### Written exercise
Transcribe the records below exactly as they appear.

### Dataset entries
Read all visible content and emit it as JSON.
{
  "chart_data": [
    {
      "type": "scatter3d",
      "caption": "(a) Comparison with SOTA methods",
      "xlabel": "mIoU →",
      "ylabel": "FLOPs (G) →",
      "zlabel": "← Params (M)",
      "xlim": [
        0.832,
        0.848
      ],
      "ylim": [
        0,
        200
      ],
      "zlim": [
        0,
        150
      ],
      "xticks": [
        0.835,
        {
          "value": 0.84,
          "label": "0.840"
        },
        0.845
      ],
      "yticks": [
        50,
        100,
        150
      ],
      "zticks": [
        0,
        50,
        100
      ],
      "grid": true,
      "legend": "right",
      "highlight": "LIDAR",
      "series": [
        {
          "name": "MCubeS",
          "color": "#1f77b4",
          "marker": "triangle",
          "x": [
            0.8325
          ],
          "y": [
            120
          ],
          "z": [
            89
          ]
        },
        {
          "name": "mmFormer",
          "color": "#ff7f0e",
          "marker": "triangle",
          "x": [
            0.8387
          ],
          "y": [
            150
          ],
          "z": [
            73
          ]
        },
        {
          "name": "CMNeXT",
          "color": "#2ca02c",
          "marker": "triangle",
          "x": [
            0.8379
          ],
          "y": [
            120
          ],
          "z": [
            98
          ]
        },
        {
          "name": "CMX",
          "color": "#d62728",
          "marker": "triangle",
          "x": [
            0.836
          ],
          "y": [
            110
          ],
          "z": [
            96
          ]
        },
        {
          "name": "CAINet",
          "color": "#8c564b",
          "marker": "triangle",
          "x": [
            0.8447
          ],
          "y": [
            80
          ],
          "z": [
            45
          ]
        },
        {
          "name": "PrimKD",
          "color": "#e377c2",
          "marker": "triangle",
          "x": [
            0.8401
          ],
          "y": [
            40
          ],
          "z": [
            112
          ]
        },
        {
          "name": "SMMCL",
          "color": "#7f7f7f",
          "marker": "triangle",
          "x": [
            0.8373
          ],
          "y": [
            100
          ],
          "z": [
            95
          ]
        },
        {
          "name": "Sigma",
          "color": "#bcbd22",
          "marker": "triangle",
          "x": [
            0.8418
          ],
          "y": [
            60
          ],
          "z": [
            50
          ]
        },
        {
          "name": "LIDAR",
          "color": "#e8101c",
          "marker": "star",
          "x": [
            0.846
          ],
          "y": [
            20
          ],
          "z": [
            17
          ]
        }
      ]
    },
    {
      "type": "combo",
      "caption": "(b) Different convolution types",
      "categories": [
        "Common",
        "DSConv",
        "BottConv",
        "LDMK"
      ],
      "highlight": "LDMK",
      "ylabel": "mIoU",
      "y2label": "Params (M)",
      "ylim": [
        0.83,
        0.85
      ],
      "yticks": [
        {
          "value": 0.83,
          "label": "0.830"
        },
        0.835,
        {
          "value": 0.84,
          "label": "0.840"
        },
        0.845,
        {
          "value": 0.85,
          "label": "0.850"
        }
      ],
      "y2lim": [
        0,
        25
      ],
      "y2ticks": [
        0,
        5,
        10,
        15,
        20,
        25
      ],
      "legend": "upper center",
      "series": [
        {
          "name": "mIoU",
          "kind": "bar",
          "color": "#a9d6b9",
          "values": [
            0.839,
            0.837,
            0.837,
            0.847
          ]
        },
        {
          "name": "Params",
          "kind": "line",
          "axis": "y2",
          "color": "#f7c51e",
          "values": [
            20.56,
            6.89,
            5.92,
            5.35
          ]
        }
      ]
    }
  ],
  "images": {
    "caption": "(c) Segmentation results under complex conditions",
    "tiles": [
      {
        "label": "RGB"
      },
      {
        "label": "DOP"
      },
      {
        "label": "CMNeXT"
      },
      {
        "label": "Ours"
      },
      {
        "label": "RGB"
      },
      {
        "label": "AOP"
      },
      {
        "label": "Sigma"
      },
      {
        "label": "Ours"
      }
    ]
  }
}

### Answer to the task
Read all visible content and emit it as JSON.
{
  "chart_data": [
    {
      "type": "scatter3d",
      "caption": "(a) Comparison with SOTA methods",
      "xlabel": "mIoU →",
      "ylabel": "FLOPs (G) →",
      "zlabel": "← Params (M)",
      "xlim": [
        0.832,
        0.848
      ],
      "ylim": [
        0,
        200
      ],
      "zlim": [
        0,
        150
      ],
      "xticks": [
        0.835,
        {
          "value": 0.84,
          "label": "0.840"
        },
        0.845
      ],
      "yticks": [
        50,
        100,
        150
      ],
      "zticks": [
        0,
        50,
        100
      ],
      "grid": true,
      "legend": "right",
      "highlight": "LIDAR",
      "series": [
        {
          "name": "MCubeS",
          "color": "#1f77b4",
          "marker": "triangle",
          "x": [
            0.8325
          ],
          "y": [
            120
          ],
          "z": [
            89
          ]
        },
        {
          "name": "mmFormer",
          "color": "#ff7f0e",
          "marker": "triangle",
          "x": [
            0.8387
          ],
          "y": [
            150
          ],
          "z": [
            73
          ]
        },
        {
          "name": "CMNeXT",
          "color": "#2ca02c",
          "marker": "triangle",
          "x": [
            0.8379
          ],
          "y": [
            120
          ],
          "z": [
            98
          ]
        },
        {
          "name": "CMX",
          "color": "#d62728",
          "marker": "triangle",
          "x": [
            0.836
          ],
          "y": [
            110
          ],
          "z": [
            96
          ]
        },
        {
          "name": "CAINet",
          "color": "#8c564b",
          "marker": "triangle",
          "x": [
            0.8447
          ],
          "y": [
            80
          ],
          "z": [
            45
          ]
        },
        {
          "name": "PrimKD",
          "color": "#e377c2",
          "marker": "triangle",
          "x": [
            0.8401
          ],
          "y": [
            40
          ],
          "z": [
            112
          ]
        },
        {
          "name": "SMMCL",
          "color": "#7f7f7f",
          "marker": "triangle",
          "x": [
            0.8373
          ],
          "y": [
            100
          ],
          "z": [
            95
          ]
        },
        {
          "name": "Sigma",
          "color": "#bcbd22",
          "marker": "triangle",
          "x": [
            0.8418
          ],
          "y": [
            60
          ],
          "z": [
            50
          ]
        },
        {
          "name": "LIDAR",
          "color": "#e8101c",
          "marker": "star",
          "x": [
            0.846
          ],
          "y": [
            20
          ],
          "z": [
            17
          ]
        }
      ]
    },
    {
      "type": "combo",
      "caption": "(b) Different convolution types",
      "categories": [
        "Common",
        "DSConv",
        "BottConv",
        "LDMK"
      ],
      "highlight": "LDMK",
      "ylabel": "mIoU",
      "y2label": "Params (M)",
      "ylim": [
        0.83,
        0.85
      ],
      "yticks": [
        {
          "value": 0.83,
          "label": "0.830"
        },
        0.835,
        {
          "value": 0.84,
          "label": "0.840"
        },
        0.845,
        {
          "value": 0.85,
          "label": "0.850"
        }
      ],
      "y2lim": [
        0,
        25
      ],
      "y2ticks": [
        0,
        5,
        10,
        15,
        20,
        25
      ],
      "legend": "upper center",
      "series": [
        {
          "name": "mIoU",
          "kind": "bar",
          "color": "#a9d6b9",
          "values": [
            0.839,
            0.837,
            0.837,
            0.847
          ]
        },
        {
          "name": "Params",
          "kind": "line",
          "axis": "y2",
          "color": "#f7c51e",
          "values": [
            20.56,
            6.89,
            5.92,
            5.35
          ]
        }
      ]
    }
  ],
  "images": {
    "caption": "(c) Segmentation results under complex conditions",
    "tiles": [
      {
        "label": "RGB"
      },
      {
        "label": "DOP"
      },
      {
        "label": "CMNeXT"
      },
      {
        "label": "Ours"
      },
      {
        "label": "RGB"
      },
      {
        "label": "AOP"
      },
      {
        "label": "Sigma"
      },
      {
        "label": "Ours"
      }
    ]
  }
}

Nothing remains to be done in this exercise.